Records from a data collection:
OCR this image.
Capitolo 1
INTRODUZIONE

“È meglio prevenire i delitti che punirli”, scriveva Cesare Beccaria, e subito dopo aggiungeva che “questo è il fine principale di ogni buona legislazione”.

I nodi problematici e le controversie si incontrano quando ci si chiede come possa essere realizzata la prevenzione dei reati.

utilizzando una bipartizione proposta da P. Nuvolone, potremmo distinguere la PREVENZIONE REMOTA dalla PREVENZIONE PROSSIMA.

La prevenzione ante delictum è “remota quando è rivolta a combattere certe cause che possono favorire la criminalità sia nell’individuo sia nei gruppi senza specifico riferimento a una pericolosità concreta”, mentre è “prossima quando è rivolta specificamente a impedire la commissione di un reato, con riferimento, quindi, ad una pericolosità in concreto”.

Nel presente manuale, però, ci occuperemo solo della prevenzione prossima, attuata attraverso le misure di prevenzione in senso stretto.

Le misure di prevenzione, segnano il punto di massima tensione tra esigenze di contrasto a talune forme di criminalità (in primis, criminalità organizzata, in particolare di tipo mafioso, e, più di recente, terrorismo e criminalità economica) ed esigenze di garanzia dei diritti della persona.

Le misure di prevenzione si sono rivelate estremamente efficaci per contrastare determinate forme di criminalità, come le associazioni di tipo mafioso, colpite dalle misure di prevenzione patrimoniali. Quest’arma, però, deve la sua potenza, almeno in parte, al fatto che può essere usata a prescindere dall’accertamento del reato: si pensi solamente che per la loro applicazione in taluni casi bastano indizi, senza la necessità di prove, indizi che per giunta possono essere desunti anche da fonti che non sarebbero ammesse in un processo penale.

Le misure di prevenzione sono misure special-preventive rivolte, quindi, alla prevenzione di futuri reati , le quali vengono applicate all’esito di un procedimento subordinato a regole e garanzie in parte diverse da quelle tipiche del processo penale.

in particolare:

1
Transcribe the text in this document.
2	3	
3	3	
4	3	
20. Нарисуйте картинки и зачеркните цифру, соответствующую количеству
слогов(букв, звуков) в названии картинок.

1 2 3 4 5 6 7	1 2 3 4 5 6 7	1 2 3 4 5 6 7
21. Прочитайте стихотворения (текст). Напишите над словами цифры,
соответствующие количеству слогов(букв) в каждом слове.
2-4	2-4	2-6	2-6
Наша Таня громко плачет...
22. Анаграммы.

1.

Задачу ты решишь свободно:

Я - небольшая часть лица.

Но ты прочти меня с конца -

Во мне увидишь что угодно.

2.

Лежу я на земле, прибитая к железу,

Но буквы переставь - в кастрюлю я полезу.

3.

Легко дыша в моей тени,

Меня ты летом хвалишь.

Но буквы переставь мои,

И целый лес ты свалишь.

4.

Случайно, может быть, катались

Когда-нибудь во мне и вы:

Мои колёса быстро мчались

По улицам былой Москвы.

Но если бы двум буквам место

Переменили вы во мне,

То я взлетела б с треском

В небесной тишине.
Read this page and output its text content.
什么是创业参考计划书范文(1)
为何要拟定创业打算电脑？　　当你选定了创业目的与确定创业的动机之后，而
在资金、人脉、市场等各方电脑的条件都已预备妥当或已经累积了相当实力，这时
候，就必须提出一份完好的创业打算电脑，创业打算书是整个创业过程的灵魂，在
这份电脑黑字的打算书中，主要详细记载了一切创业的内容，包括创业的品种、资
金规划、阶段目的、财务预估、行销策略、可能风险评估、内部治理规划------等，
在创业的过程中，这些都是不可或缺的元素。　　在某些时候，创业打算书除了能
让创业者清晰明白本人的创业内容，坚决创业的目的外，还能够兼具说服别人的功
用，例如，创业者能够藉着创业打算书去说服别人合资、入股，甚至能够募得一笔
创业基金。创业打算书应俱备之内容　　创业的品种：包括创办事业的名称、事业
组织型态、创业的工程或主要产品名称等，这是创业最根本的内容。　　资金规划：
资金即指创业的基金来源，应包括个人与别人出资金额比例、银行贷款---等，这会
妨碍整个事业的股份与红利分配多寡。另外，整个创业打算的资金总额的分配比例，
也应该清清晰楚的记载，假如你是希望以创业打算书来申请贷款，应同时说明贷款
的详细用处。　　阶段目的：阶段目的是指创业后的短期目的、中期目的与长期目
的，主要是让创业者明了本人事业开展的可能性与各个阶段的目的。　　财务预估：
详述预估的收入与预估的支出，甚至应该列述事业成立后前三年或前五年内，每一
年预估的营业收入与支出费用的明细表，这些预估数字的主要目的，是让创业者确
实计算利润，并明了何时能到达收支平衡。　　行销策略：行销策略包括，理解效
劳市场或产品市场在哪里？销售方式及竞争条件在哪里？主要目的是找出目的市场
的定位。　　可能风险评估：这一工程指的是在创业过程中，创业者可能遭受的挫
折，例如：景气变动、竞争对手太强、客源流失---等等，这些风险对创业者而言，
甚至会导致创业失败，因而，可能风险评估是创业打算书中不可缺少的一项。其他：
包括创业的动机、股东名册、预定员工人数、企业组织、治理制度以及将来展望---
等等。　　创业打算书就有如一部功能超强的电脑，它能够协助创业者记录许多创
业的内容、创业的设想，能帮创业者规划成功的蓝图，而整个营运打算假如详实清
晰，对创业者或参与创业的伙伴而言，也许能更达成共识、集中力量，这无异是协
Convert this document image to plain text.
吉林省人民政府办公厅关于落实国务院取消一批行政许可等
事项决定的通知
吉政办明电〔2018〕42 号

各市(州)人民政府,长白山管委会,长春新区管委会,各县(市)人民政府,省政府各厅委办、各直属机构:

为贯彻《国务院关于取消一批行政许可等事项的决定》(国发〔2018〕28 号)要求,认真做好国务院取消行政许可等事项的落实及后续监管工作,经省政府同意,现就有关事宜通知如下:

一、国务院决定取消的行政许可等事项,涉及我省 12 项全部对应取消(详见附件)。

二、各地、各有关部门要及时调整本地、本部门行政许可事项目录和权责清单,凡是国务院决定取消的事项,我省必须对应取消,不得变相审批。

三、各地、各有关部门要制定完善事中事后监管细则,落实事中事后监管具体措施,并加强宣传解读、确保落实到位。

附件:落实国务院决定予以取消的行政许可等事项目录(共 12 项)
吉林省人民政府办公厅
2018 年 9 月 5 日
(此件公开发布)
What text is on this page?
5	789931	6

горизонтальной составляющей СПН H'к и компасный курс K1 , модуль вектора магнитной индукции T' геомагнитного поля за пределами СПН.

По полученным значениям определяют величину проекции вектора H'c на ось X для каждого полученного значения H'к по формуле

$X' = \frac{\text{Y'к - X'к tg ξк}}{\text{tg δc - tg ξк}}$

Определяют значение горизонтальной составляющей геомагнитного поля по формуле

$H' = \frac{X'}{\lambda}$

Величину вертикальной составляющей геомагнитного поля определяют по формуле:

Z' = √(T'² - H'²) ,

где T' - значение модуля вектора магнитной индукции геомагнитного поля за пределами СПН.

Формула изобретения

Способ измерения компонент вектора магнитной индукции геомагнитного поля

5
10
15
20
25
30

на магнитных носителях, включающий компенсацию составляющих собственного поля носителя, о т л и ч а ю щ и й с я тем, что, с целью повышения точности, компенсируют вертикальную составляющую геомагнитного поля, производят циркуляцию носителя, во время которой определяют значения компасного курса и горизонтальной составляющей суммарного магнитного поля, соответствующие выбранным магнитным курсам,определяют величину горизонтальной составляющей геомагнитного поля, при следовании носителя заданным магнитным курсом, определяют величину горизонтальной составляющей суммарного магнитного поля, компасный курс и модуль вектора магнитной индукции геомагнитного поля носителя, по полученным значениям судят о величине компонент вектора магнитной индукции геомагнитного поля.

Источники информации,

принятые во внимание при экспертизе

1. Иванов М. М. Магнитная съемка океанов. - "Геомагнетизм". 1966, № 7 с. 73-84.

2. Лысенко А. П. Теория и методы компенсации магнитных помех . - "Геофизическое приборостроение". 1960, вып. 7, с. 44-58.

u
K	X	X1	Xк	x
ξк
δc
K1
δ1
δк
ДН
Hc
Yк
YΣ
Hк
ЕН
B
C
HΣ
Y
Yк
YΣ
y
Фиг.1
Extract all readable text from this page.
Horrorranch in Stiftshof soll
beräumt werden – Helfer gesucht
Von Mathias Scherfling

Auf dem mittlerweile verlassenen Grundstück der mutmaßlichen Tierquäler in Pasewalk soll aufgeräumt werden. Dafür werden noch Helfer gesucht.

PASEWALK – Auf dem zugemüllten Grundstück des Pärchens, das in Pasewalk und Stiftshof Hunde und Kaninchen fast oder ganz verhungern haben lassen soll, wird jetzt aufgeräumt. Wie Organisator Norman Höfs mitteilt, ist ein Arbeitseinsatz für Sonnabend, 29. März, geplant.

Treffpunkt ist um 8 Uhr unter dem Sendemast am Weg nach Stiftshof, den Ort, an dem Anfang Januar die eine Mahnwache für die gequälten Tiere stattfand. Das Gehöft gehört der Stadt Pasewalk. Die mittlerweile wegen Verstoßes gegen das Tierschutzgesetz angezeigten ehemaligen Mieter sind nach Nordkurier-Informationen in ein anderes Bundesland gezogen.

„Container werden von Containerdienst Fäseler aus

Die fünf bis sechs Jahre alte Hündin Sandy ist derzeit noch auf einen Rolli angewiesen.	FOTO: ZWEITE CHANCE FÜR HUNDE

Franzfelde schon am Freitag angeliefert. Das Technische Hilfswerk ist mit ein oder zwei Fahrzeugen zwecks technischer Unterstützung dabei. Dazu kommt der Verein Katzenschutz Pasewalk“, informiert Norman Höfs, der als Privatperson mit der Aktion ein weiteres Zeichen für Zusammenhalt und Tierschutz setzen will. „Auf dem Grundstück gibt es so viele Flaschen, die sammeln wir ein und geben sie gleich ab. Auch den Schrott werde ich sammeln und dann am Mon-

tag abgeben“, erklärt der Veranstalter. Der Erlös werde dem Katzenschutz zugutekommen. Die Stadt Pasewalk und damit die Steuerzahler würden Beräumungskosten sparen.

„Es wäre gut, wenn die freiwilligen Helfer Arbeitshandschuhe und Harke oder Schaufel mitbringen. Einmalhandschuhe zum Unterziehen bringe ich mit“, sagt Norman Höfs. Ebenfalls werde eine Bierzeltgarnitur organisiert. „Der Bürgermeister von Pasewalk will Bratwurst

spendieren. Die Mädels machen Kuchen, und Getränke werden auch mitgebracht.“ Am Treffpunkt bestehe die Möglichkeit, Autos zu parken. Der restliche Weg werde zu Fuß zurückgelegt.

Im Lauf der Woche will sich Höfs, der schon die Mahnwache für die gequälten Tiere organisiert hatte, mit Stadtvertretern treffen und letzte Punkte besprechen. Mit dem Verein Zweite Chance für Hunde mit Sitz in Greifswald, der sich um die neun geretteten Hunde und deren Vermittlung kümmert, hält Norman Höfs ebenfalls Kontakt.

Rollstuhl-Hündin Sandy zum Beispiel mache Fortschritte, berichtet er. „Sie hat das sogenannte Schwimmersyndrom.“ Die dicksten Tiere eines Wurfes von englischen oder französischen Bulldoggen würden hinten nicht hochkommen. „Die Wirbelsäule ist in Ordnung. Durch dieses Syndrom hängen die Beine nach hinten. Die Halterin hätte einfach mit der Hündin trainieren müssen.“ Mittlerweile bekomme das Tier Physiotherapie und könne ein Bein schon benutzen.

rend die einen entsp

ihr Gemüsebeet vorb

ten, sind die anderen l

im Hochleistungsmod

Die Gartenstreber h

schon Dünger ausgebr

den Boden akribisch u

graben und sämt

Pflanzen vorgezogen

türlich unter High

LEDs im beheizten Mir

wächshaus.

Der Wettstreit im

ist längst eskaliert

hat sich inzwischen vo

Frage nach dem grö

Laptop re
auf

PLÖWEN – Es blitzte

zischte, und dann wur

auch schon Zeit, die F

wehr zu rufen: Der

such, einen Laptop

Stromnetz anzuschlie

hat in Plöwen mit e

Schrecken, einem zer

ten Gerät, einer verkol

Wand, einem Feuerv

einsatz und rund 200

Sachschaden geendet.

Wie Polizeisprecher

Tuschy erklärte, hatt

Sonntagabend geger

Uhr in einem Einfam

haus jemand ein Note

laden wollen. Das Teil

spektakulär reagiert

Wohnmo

- _Task brief_: Read the entries and select each line where the word "геомагнитного" is found.

- _Full response_:
горизонтальной составляющей СПН H'к и компасный курс K1 , модуль вектора магнитной индукции T' геомагнитного поля за пределами СПН.
Определяют значение горизонтальной составляющей геомагнитного поля по формуле
Величину вертикальной составляющей геомагнитного поля определяют по формуле:
где T' - значение модуля вектора магнитной индукции геомагнитного поля за пределами СПН.
Способ измерения компонент вектора магнитной индукции геомагнитного поля
на магнитных носителях, включающий компенсацию составляющих собственного поля носителя, о т л и ч а ю щ и й с я тем, что, с целью повышения точности, компенсируют вертикальную составляющую геомагнитного поля, производят циркуляцию носителя, во время которой определяют значения компасного курса и горизонтальной составляющей суммарного магнитного поля, соответствующие выбранным магнитным курсам,определяют величину горизонтальной составляющей геомагнитного поля, при следовании носителя заданным магнитным курсом, определяют величину горизонтальной составляющей суммарного магнитного поля, компасный курс и модуль вектора магнитной индукции геомагнитного поля носителя, по полученным значениям судят о величине компонент вектора магнитной индукции геомагнитного поля.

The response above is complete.